'''

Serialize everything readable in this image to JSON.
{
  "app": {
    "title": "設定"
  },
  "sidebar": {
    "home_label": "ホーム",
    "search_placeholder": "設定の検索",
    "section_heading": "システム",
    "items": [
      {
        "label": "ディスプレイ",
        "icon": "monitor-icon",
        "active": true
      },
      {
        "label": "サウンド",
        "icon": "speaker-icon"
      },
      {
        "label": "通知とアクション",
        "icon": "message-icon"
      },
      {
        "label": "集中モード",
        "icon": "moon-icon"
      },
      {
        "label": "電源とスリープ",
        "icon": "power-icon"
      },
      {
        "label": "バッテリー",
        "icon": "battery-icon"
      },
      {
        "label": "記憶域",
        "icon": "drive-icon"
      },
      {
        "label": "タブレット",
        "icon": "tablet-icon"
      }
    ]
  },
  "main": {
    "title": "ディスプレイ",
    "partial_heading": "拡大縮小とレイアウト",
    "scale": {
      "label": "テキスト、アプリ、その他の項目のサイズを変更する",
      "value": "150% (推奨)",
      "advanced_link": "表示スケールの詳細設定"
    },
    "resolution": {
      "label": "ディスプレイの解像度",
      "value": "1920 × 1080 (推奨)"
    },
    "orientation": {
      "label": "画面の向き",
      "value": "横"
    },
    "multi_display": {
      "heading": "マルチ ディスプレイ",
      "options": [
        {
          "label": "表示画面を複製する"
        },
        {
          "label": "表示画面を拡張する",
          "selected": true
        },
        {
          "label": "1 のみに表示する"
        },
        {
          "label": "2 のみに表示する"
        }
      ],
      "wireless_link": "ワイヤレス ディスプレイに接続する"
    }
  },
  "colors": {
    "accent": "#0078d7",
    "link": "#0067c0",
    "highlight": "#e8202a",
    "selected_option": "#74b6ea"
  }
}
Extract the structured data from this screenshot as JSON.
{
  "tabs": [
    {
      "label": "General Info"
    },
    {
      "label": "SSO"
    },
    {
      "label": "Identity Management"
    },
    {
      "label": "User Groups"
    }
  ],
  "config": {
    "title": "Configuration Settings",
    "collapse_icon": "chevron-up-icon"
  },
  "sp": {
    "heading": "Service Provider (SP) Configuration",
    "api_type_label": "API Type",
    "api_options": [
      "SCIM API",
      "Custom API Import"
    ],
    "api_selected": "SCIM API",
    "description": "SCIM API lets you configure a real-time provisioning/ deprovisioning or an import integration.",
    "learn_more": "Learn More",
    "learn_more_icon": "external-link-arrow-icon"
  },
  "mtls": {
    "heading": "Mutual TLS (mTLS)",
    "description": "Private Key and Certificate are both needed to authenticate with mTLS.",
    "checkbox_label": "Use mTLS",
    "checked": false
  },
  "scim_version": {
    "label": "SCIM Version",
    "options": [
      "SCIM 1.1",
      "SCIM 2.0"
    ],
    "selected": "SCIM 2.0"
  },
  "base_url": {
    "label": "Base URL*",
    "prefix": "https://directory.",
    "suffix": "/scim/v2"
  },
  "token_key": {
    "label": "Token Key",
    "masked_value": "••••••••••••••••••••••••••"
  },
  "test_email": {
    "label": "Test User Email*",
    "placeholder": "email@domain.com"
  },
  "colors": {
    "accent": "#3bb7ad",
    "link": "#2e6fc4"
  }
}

'''

• [Written request] Reproduce the entire listing word for word.

• [Task response]
Serialize everything readable in this image to JSON.
{
  "app": {
    "title": "設定"
  },
  "sidebar": {
    "home_label": "ホーム",
    "search_placeholder": "設定の検索",
    "section_heading": "システム",
    "items": [
      {
        "label": "ディスプレイ",
        "icon": "monitor-icon",
        "active": true
      },
      {
        "label": "サウンド",
        "icon": "speaker-icon"
      },
      {
        "label": "通知とアクション",
        "icon": "message-icon"
      },
      {
        "label": "集中モード",
        "icon": "moon-icon"
      },
      {
        "label": "電源とスリープ",
        "icon": "power-icon"
      },
      {
        "label": "バッテリー",
        "icon": "battery-icon"
      },
      {
        "label": "記憶域",
        "icon": "drive-icon"
      },
      {
        "label": "タブレット",
        "icon": "tablet-icon"
      }
    ]
  },
  "main": {
    "title": "ディスプレイ",
    "partial_heading": "拡大縮小とレイアウト",
    "scale": {
      "label": "テキスト、アプリ、その他の項目のサイズを変更する",
      "value": "150% (推奨)",
      "advanced_link": "表示スケールの詳細設定"
    },
    "resolution": {
      "label": "ディスプレイの解像度",
      "value": "1920 × 1080 (推奨)"
    },
    "orientation": {
      "label": "画面の向き",
      "value": "横"
    },
    "multi_display": {
      "heading": "マルチ ディスプレイ",
      "options": [
        {
          "label": "表示画面を複製する"
        },
        {
          "label": "表示画面を拡張する",
          "selected": true
        },
        {
          "label": "1 のみに表示する"
        },
        {
          "label": "2 のみに表示する"
        }
      ],
      "wireless_link": "ワイヤレス ディスプレイに接続する"
    }
  },
  "colors": {
    "accent": "#0078d7",
    "link": "#0067c0",
    "highlight": "#e8202a",
    "selected_option": "#74b6ea"
  }
}
Extract the structured data from this screenshot as JSON.
{
  "tabs": [
    {
      "label": "General Info"
    },
    {
      "label": "SSO"
    },
    {
      "label": "Identity Management"
    },
    {
      "label": "User Groups"
    }
  ],
  "config": {
    "title": "Configuration Settings",
    "collapse_icon": "chevron-up-icon"
  },
  "sp": {
    "heading": "Service Provider (SP) Configuration",
    "api_type_label": "API Type",
    "api_options": [
      "SCIM API",
      "Custom API Import"
    ],
    "api_selected": "SCIM API",
    "description": "SCIM API lets you configure a real-time provisioning/ deprovisioning or an import integration.",
    "learn_more": "Learn More",
    "learn_more_icon": "external-link-arrow-icon"
  },
  "mtls": {
    "heading": "Mutual TLS (mTLS)",
    "description": "Private Key and Certificate are both needed to authenticate with mTLS.",
    "checkbox_label": "Use mTLS",
    "checked": false
  },
  "scim_version": {
    "label": "SCIM Version",
    "options": [
      "SCIM 1.1",
      "SCIM 2.0"
    ],
    "selected": "SCIM 2.0"
  },
  "base_url": {
    "label": "Base URL*",
    "prefix": "https://directory.",
    "suffix": "/scim/v2"
  },
  "token_key": {
    "label": "Token Key",
    "masked_value": "••••••••••••••••••••••••••"
  },
  "test_email": {
    "label": "Test User Email*",
    "placeholder": "email@domain.com"
  },
  "colors": {
    "accent": "#3bb7ad",
    "link": "#2e6fc4"
  }
}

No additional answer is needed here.